**REQUIREMENTS:**
From the entries below, count the lines with "name". Write only the count.

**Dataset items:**
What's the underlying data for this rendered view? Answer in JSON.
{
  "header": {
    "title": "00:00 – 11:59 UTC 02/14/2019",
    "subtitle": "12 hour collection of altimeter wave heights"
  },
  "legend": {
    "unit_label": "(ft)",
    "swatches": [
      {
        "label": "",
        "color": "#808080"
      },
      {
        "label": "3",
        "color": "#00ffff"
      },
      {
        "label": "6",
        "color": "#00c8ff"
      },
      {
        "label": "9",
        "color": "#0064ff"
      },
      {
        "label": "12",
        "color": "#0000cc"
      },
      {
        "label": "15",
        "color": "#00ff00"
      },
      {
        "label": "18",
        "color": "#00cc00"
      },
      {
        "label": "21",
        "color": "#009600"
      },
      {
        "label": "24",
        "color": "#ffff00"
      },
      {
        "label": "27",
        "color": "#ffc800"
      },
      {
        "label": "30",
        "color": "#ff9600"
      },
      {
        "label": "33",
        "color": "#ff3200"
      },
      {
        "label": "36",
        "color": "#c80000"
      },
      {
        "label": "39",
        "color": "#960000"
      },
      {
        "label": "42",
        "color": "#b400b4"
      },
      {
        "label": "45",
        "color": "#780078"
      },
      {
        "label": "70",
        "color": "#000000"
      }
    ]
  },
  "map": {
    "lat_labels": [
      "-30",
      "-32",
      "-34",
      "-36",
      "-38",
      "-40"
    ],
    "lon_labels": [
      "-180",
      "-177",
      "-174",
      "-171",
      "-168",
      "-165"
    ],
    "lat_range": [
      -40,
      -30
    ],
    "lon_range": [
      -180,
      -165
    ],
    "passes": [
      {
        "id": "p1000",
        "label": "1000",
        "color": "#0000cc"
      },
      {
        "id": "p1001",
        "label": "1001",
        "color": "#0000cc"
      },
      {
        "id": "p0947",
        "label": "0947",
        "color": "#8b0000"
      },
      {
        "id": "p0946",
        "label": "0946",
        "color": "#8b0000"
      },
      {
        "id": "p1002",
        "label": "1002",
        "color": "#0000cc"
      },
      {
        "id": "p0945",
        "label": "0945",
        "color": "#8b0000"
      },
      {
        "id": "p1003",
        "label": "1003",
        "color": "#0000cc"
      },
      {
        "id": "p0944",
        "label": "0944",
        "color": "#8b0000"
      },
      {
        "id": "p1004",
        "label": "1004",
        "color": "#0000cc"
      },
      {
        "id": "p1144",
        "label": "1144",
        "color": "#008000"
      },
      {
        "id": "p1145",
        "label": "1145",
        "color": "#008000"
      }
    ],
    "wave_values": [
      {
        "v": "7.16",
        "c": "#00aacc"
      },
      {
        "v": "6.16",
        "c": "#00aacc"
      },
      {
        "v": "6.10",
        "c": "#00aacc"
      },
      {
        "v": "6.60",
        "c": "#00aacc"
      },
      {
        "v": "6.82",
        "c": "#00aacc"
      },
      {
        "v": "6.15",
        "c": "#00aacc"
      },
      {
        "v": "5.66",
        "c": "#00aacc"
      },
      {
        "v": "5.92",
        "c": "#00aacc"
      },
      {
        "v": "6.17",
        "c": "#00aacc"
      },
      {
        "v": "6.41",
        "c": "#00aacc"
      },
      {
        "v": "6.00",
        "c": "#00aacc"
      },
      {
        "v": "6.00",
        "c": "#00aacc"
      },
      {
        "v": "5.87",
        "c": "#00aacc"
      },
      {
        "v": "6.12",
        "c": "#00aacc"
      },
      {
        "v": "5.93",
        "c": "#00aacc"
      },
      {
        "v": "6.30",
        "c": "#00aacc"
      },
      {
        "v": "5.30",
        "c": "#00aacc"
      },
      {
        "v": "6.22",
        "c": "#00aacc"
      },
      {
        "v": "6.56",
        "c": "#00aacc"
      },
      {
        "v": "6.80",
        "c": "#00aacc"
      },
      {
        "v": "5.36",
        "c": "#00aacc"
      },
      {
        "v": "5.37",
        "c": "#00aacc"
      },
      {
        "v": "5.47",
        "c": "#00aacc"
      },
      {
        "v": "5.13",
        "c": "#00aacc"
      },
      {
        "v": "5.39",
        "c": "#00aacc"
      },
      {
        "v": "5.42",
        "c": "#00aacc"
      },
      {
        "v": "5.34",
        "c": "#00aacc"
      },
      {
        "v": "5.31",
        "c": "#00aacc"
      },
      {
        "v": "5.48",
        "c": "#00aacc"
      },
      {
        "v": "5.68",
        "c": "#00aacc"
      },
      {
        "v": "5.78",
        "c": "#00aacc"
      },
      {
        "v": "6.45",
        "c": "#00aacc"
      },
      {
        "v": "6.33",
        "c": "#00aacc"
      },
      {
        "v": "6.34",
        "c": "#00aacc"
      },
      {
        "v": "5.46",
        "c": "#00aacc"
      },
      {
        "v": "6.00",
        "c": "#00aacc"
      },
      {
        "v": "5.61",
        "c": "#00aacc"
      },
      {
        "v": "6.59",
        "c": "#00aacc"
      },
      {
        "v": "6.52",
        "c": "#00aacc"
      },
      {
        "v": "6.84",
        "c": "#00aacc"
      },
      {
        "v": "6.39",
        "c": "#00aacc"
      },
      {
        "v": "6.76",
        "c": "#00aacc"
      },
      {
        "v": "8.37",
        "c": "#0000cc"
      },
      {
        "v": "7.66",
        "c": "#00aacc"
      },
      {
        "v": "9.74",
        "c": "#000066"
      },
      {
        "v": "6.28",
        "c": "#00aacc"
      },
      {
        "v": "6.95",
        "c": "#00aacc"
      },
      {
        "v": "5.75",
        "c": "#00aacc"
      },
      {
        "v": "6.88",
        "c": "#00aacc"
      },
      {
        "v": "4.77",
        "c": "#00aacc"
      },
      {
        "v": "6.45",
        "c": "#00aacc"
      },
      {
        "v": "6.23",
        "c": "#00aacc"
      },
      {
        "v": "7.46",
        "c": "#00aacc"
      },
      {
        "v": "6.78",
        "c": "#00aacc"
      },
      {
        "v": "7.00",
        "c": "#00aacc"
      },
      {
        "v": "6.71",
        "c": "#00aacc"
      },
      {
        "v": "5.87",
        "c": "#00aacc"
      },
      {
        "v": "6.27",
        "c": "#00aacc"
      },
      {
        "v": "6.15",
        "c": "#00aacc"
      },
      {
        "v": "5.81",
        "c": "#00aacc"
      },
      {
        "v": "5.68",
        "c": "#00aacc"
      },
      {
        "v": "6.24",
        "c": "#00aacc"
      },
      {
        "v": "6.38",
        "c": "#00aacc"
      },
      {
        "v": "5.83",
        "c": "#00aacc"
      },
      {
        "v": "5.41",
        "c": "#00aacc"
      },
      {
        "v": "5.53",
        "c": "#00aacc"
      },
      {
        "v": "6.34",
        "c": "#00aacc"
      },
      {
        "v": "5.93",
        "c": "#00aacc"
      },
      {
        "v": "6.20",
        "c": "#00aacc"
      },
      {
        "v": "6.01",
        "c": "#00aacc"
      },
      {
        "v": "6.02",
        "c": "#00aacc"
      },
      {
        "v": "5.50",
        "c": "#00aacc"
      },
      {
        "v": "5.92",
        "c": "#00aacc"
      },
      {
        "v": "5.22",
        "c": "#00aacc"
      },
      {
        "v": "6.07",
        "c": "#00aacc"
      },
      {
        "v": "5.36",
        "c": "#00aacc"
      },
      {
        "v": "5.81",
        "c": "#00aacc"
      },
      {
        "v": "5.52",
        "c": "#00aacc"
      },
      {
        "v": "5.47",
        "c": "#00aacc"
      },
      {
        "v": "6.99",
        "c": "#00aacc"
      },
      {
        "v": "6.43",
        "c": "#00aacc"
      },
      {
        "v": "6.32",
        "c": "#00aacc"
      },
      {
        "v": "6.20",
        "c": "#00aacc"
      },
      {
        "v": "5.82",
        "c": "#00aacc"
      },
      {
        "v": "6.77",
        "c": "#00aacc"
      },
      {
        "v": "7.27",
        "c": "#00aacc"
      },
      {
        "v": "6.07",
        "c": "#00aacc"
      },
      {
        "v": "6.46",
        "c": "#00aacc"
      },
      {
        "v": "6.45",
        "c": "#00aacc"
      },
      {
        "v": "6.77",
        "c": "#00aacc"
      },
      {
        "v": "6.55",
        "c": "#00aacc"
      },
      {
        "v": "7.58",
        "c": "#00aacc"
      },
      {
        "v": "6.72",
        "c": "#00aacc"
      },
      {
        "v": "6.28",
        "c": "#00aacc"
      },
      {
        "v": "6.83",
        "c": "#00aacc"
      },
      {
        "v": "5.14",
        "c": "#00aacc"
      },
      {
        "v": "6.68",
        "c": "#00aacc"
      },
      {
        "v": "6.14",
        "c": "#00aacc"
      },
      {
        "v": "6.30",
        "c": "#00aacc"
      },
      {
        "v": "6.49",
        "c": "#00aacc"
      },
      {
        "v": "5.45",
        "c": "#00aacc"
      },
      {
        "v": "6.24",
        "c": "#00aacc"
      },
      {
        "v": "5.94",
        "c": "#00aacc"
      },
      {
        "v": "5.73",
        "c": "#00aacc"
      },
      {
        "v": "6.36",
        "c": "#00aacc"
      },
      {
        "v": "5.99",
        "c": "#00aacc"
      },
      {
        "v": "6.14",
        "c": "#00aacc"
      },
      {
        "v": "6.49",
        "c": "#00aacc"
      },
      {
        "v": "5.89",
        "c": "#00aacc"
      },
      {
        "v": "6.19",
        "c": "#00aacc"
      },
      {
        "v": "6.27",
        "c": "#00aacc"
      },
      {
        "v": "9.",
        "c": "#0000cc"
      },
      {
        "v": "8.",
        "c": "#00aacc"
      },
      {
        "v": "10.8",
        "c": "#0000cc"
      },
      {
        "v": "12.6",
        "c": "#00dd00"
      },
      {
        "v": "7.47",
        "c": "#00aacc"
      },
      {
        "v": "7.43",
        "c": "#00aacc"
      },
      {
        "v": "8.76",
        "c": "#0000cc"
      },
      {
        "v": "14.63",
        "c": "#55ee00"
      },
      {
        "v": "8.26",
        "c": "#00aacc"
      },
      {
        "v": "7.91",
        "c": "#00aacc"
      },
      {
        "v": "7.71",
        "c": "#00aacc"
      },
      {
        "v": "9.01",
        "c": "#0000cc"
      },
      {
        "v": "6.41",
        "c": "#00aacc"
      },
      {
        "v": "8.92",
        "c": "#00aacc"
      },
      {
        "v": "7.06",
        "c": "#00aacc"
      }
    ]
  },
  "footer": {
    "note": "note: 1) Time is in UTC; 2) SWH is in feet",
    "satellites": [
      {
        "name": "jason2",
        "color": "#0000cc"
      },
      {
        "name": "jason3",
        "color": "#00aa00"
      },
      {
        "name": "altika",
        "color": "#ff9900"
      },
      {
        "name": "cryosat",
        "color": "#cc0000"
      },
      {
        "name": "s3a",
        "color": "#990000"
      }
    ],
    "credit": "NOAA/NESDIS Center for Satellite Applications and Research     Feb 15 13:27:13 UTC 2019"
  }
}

**SOLUTION TO THIS PROBLEM:**
5